■ **What you are asked to do**
Answer with only the number of lines below where "novel" appears.
++++ Data listing ++++
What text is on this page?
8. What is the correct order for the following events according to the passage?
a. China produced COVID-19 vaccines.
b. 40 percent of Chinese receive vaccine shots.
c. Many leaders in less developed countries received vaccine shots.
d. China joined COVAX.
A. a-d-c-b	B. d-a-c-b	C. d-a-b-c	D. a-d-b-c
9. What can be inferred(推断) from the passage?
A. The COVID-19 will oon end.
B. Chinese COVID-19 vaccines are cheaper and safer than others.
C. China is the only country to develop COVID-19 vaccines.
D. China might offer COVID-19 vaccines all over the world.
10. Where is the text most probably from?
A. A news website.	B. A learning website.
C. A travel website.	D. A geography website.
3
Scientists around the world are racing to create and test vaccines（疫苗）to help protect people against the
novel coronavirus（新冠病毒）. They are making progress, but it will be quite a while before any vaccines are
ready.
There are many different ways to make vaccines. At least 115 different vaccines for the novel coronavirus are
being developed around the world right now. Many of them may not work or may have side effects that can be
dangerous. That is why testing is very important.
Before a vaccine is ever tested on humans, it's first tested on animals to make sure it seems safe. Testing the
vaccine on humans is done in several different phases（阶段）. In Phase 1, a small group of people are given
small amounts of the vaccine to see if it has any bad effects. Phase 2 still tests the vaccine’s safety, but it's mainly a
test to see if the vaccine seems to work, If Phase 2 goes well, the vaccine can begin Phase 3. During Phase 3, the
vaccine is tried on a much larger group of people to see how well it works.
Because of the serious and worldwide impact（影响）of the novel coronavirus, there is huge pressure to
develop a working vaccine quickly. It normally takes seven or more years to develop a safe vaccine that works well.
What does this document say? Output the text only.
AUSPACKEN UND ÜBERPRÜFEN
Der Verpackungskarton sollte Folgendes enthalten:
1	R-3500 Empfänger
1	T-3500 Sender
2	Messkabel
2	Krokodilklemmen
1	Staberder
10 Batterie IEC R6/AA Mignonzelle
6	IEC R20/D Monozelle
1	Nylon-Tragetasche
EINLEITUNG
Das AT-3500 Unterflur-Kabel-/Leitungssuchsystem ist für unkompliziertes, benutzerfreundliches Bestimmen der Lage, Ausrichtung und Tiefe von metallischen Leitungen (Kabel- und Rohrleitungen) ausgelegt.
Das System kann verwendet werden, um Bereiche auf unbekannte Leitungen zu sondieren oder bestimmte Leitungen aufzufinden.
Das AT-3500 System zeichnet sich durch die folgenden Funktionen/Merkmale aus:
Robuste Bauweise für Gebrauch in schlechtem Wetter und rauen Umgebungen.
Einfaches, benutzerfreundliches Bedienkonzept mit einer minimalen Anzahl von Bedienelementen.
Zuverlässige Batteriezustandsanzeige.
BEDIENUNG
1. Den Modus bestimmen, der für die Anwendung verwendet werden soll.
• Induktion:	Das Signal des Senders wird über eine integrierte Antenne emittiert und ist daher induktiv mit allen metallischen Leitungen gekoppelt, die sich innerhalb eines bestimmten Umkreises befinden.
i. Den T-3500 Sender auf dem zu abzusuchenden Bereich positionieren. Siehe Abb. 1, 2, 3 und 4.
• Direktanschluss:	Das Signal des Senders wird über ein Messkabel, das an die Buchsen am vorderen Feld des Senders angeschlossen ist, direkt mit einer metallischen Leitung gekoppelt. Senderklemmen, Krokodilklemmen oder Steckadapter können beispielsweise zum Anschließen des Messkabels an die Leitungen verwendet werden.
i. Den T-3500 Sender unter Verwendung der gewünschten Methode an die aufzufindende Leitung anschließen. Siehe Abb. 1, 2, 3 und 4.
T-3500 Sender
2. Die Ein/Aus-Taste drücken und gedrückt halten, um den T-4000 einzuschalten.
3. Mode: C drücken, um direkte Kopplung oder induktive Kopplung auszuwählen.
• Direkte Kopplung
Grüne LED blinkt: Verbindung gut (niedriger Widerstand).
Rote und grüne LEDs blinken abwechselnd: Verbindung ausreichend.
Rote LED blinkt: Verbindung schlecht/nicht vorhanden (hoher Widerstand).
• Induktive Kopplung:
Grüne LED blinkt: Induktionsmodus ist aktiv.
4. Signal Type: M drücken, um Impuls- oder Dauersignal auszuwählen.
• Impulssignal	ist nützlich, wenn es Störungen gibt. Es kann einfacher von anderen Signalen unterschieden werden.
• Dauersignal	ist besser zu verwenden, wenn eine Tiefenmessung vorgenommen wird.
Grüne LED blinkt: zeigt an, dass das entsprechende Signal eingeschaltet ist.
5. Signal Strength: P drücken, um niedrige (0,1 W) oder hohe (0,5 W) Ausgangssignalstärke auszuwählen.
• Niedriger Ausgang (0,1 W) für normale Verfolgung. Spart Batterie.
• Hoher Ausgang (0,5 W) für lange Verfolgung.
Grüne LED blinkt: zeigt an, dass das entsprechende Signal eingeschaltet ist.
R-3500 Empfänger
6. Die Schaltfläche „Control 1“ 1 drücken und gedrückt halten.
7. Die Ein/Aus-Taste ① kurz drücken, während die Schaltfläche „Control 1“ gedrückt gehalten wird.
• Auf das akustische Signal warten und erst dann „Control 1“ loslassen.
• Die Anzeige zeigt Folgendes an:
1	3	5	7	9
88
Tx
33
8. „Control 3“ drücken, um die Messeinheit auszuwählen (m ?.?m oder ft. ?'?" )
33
++++
■ **Answer for this exercise**
3